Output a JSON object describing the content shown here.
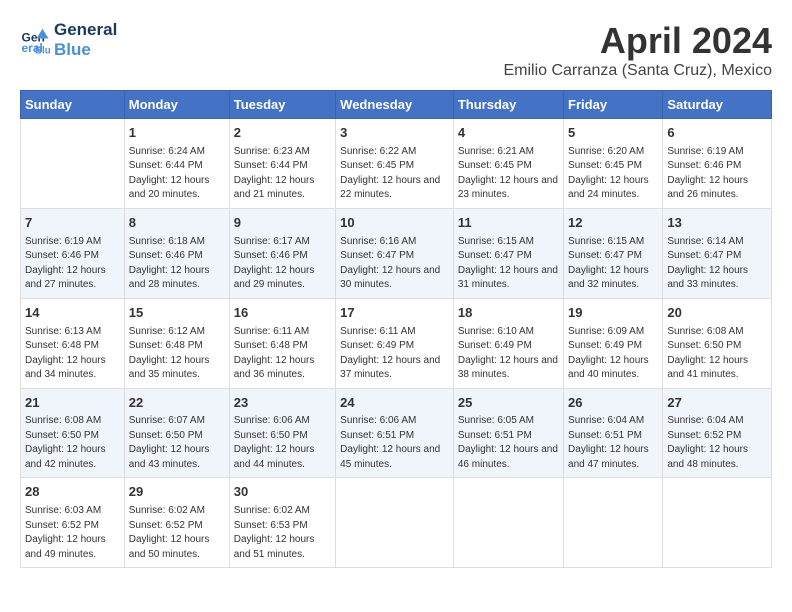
{
  "logo": {
    "line1": "General",
    "line2": "Blue"
  },
  "title": "April 2024",
  "subtitle": "Emilio Carranza (Santa Cruz), Mexico",
  "columns": [
    "Sunday",
    "Monday",
    "Tuesday",
    "Wednesday",
    "Thursday",
    "Friday",
    "Saturday"
  ],
  "weeks": [
    [
      {
        "day": "",
        "sunrise": "",
        "sunset": "",
        "daylight": ""
      },
      {
        "day": "1",
        "sunrise": "Sunrise: 6:24 AM",
        "sunset": "Sunset: 6:44 PM",
        "daylight": "Daylight: 12 hours and 20 minutes."
      },
      {
        "day": "2",
        "sunrise": "Sunrise: 6:23 AM",
        "sunset": "Sunset: 6:44 PM",
        "daylight": "Daylight: 12 hours and 21 minutes."
      },
      {
        "day": "3",
        "sunrise": "Sunrise: 6:22 AM",
        "sunset": "Sunset: 6:45 PM",
        "daylight": "Daylight: 12 hours and 22 minutes."
      },
      {
        "day": "4",
        "sunrise": "Sunrise: 6:21 AM",
        "sunset": "Sunset: 6:45 PM",
        "daylight": "Daylight: 12 hours and 23 minutes."
      },
      {
        "day": "5",
        "sunrise": "Sunrise: 6:20 AM",
        "sunset": "Sunset: 6:45 PM",
        "daylight": "Daylight: 12 hours and 24 minutes."
      },
      {
        "day": "6",
        "sunrise": "Sunrise: 6:19 AM",
        "sunset": "Sunset: 6:46 PM",
        "daylight": "Daylight: 12 hours and 26 minutes."
      }
    ],
    [
      {
        "day": "7",
        "sunrise": "Sunrise: 6:19 AM",
        "sunset": "Sunset: 6:46 PM",
        "daylight": "Daylight: 12 hours and 27 minutes."
      },
      {
        "day": "8",
        "sunrise": "Sunrise: 6:18 AM",
        "sunset": "Sunset: 6:46 PM",
        "daylight": "Daylight: 12 hours and 28 minutes."
      },
      {
        "day": "9",
        "sunrise": "Sunrise: 6:17 AM",
        "sunset": "Sunset: 6:46 PM",
        "daylight": "Daylight: 12 hours and 29 minutes."
      },
      {
        "day": "10",
        "sunrise": "Sunrise: 6:16 AM",
        "sunset": "Sunset: 6:47 PM",
        "daylight": "Daylight: 12 hours and 30 minutes."
      },
      {
        "day": "11",
        "sunrise": "Sunrise: 6:15 AM",
        "sunset": "Sunset: 6:47 PM",
        "daylight": "Daylight: 12 hours and 31 minutes."
      },
      {
        "day": "12",
        "sunrise": "Sunrise: 6:15 AM",
        "sunset": "Sunset: 6:47 PM",
        "daylight": "Daylight: 12 hours and 32 minutes."
      },
      {
        "day": "13",
        "sunrise": "Sunrise: 6:14 AM",
        "sunset": "Sunset: 6:47 PM",
        "daylight": "Daylight: 12 hours and 33 minutes."
      }
    ],
    [
      {
        "day": "14",
        "sunrise": "Sunrise: 6:13 AM",
        "sunset": "Sunset: 6:48 PM",
        "daylight": "Daylight: 12 hours and 34 minutes."
      },
      {
        "day": "15",
        "sunrise": "Sunrise: 6:12 AM",
        "sunset": "Sunset: 6:48 PM",
        "daylight": "Daylight: 12 hours and 35 minutes."
      },
      {
        "day": "16",
        "sunrise": "Sunrise: 6:11 AM",
        "sunset": "Sunset: 6:48 PM",
        "daylight": "Daylight: 12 hours and 36 minutes."
      },
      {
        "day": "17",
        "sunrise": "Sunrise: 6:11 AM",
        "sunset": "Sunset: 6:49 PM",
        "daylight": "Daylight: 12 hours and 37 minutes."
      },
      {
        "day": "18",
        "sunrise": "Sunrise: 6:10 AM",
        "sunset": "Sunset: 6:49 PM",
        "daylight": "Daylight: 12 hours and 38 minutes."
      },
      {
        "day": "19",
        "sunrise": "Sunrise: 6:09 AM",
        "sunset": "Sunset: 6:49 PM",
        "daylight": "Daylight: 12 hours and 40 minutes."
      },
      {
        "day": "20",
        "sunrise": "Sunrise: 6:08 AM",
        "sunset": "Sunset: 6:50 PM",
        "daylight": "Daylight: 12 hours and 41 minutes."
      }
    ],
    [
      {
        "day": "21",
        "sunrise": "Sunrise: 6:08 AM",
        "sunset": "Sunset: 6:50 PM",
        "daylight": "Daylight: 12 hours and 42 minutes."
      },
      {
        "day": "22",
        "sunrise": "Sunrise: 6:07 AM",
        "sunset": "Sunset: 6:50 PM",
        "daylight": "Daylight: 12 hours and 43 minutes."
      },
      {
        "day": "23",
        "sunrise": "Sunrise: 6:06 AM",
        "sunset": "Sunset: 6:50 PM",
        "daylight": "Daylight: 12 hours and 44 minutes."
      },
      {
        "day": "24",
        "sunrise": "Sunrise: 6:06 AM",
        "sunset": "Sunset: 6:51 PM",
        "daylight": "Daylight: 12 hours and 45 minutes."
      },
      {
        "day": "25",
        "sunrise": "Sunrise: 6:05 AM",
        "sunset": "Sunset: 6:51 PM",
        "daylight": "Daylight: 12 hours and 46 minutes."
      },
      {
        "day": "26",
        "sunrise": "Sunrise: 6:04 AM",
        "sunset": "Sunset: 6:51 PM",
        "daylight": "Daylight: 12 hours and 47 minutes."
      },
      {
        "day": "27",
        "sunrise": "Sunrise: 6:04 AM",
        "sunset": "Sunset: 6:52 PM",
        "daylight": "Daylight: 12 hours and 48 minutes."
      }
    ],
    [
      {
        "day": "28",
        "sunrise": "Sunrise: 6:03 AM",
        "sunset": "Sunset: 6:52 PM",
        "daylight": "Daylight: 12 hours and 49 minutes."
      },
      {
        "day": "29",
        "sunrise": "Sunrise: 6:02 AM",
        "sunset": "Sunset: 6:52 PM",
        "daylight": "Daylight: 12 hours and 50 minutes."
      },
      {
        "day": "30",
        "sunrise": "Sunrise: 6:02 AM",
        "sunset": "Sunset: 6:53 PM",
        "daylight": "Daylight: 12 hours and 51 minutes."
      },
      {
        "day": "",
        "sunrise": "",
        "sunset": "",
        "daylight": ""
      },
      {
        "day": "",
        "sunrise": "",
        "sunset": "",
        "daylight": ""
      },
      {
        "day": "",
        "sunrise": "",
        "sunset": "",
        "daylight": ""
      },
      {
        "day": "",
        "sunrise": "",
        "sunset": "",
        "daylight": ""
      }
    ]
  ]
}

Task prompt:
Omitting all images, retype each line of the records precisely.

Exercise answer:
Output a JSON object describing the content shown here.
{
  "logo": {
    "line1": "General",
    "line2": "Blue"
  },
  "title": "April 2024",
  "subtitle": "Emilio Carranza (Santa Cruz), Mexico",
  "columns": [
    "Sunday",
    "Monday",
    "Tuesday",
    "Wednesday",
    "Thursday",
    "Friday",
    "Saturday"
  ],
  "weeks": [
    [
      {
        "day": "",
        "sunrise": "",
        "sunset": "",
        "daylight": ""
      },
      {
        "day": "1",
        "sunrise": "Sunrise: 6:24 AM",
        "sunset": "Sunset: 6:44 PM",
        "daylight": "Daylight: 12 hours and 20 minutes."
      },
      {
        "day": "2",
        "sunrise": "Sunrise: 6:23 AM",
        "sunset": "Sunset: 6:44 PM",
        "daylight": "Daylight: 12 hours and 21 minutes."
      },
      {
        "day": "3",
        "sunrise": "Sunrise: 6:22 AM",
        "sunset": "Sunset: 6:45 PM",
        "daylight": "Daylight: 12 hours and 22 minutes."
      },
      {
        "day": "4",
        "sunrise": "Sunrise: 6:21 AM",
        "sunset": "Sunset: 6:45 PM",
        "daylight": "Daylight: 12 hours and 23 minutes."
      },
      {
        "day": "5",
        "sunrise": "Sunrise: 6:20 AM",
        "sunset": "Sunset: 6:45 PM",
        "daylight": "Daylight: 12 hours and 24 minutes."
      },
      {
        "day": "6",
        "sunrise": "Sunrise: 6:19 AM",
        "sunset": "Sunset: 6:46 PM",
        "daylight": "Daylight: 12 hours and 26 minutes."
      }
    ],
    [
      {
        "day": "7",
        "sunrise": "Sunrise: 6:19 AM",
        "sunset": "Sunset: 6:46 PM",
        "daylight": "Daylight: 12 hours and 27 minutes."
      },
      {
        "day": "8",
        "sunrise": "Sunrise: 6:18 AM",
        "sunset": "Sunset: 6:46 PM",
        "daylight": "Daylight: 12 hours and 28 minutes."
      },
      {
        "day": "9",
        "sunrise": "Sunrise: 6:17 AM",
        "sunset": "Sunset: 6:46 PM",
        "daylight": "Daylight: 12 hours and 29 minutes."
      },
      {
        "day": "10",
        "sunrise": "Sunrise: 6:16 AM",
        "sunset": "Sunset: 6:47 PM",
        "daylight": "Daylight: 12 hours and 30 minutes."
      },
      {
        "day": "11",
        "sunrise": "Sunrise: 6:15 AM",
        "sunset": "Sunset: 6:47 PM",
        "daylight": "Daylight: 12 hours and 31 minutes."
      },
      {
        "day": "12",
        "sunrise": "Sunrise: 6:15 AM",
        "sunset": "Sunset: 6:47 PM",
        "daylight": "Daylight: 12 hours and 32 minutes."
      },
      {
        "day": "13",
        "sunrise": "Sunrise: 6:14 AM",
        "sunset": "Sunset: 6:47 PM",
        "daylight": "Daylight: 12 hours and 33 minutes."
      }
    ],
    [
      {
        "day": "14",
        "sunrise": "Sunrise: 6:13 AM",
        "sunset": "Sunset: 6:48 PM",
        "daylight": "Daylight: 12 hours and 34 minutes."
      },
      {
        "day": "15",
        "sunrise": "Sunrise: 6:12 AM",
        "sunset": "Sunset: 6:48 PM",
        "daylight": "Daylight: 12 hours and 35 minutes."
      },
      {
        "day": "16",
        "sunrise": "Sunrise: 6:11 AM",
        "sunset": "Sunset: 6:48 PM",
        "daylight": "Daylight: 12 hours and 36 minutes."
      },
      {
        "day": "17",
        "sunrise": "Sunrise: 6:11 AM",
        "sunset": "Sunset: 6:49 PM",
        "daylight": "Daylight: 12 hours and 37 minutes."
      },
      {
        "day": "18",
        "sunrise": "Sunrise: 6:10 AM",
        "sunset": "Sunset: 6:49 PM",
        "daylight": "Daylight: 12 hours and 38 minutes."
      },
      {
        "day": "19",
        "sunrise": "Sunrise: 6:09 AM",
        "sunset": "Sunset: 6:49 PM",
        "daylight": "Daylight: 12 hours and 40 minutes."
      },
      {
        "day": "20",
        "sunrise": "Sunrise: 6:08 AM",
        "sunset": "Sunset: 6:50 PM",
        "daylight": "Daylight: 12 hours and 41 minutes."
      }
    ],
    [
      {
        "day": "21",
        "sunrise": "Sunrise: 6:08 AM",
        "sunset": "Sunset: 6:50 PM",
        "daylight": "Daylight: 12 hours and 42 minutes."
      },
      {
        "day": "22",
        "sunrise": "Sunrise: 6:07 AM",
        "sunset": "Sunset: 6:50 PM",
        "daylight": "Daylight: 12 hours and 43 minutes."
      },
      {
        "day": "23",
        "sunrise": "Sunrise: 6:06 AM",
        "sunset": "Sunset: 6:50 PM",
        "daylight": "Daylight: 12 hours and 44 minutes."
      },
      {
        "day": "24",
        "sunrise": "Sunrise: 6:06 AM",
        "sunset": "Sunset: 6:51 PM",
        "daylight": "Daylight: 12 hours and 45 minutes."
      },
      {
        "day": "25",
        "sunrise": "Sunrise: 6:05 AM",
        "sunset": "Sunset: 6:51 PM",
        "daylight": "Daylight: 12 hours and 46 minutes."
      },
      {
        "day": "26",
        "sunrise": "Sunrise: 6:04 AM",
        "sunset": "Sunset: 6:51 PM",
        "daylight": "Daylight: 12 hours and 47 minutes."
      },
      {
        "day": "27",
        "sunrise": "Sunrise: 6:04 AM",
        "sunset": "Sunset: 6:52 PM",
        "daylight": "Daylight: 12 hours and 48 minutes."
      }
    ],
    [
      {
        "day": "28",
        "sunrise": "Sunrise: 6:03 AM",
        "sunset": "Sunset: 6:52 PM",
        "daylight": "Daylight: 12 hours and 49 minutes."
      },
      {
        "day": "29",
        "sunrise": "Sunrise: 6:02 AM",
        "sunset": "Sunset: 6:52 PM",
        "daylight": "Daylight: 12 hours and 50 minutes."
      },
      {
        "day": "30",
        "sunrise": "Sunrise: 6:02 AM",
        "sunset": "Sunset: 6:53 PM",
        "daylight": "Daylight: 12 hours and 51 minutes."
      },
      {
        "day": "",
        "sunrise": "",
        "sunset": "",
        "daylight": ""
      },
      {
        "day": "",
        "sunrise": "",
        "sunset": "",
        "daylight": ""
      },
      {
        "day": "",
        "sunrise": "",
        "sunset": "",
        "daylight": ""
      },
      {
        "day": "",
        "sunrise": "",
        "sunset": "",
        "daylight": ""
      }
    ]
  ]
}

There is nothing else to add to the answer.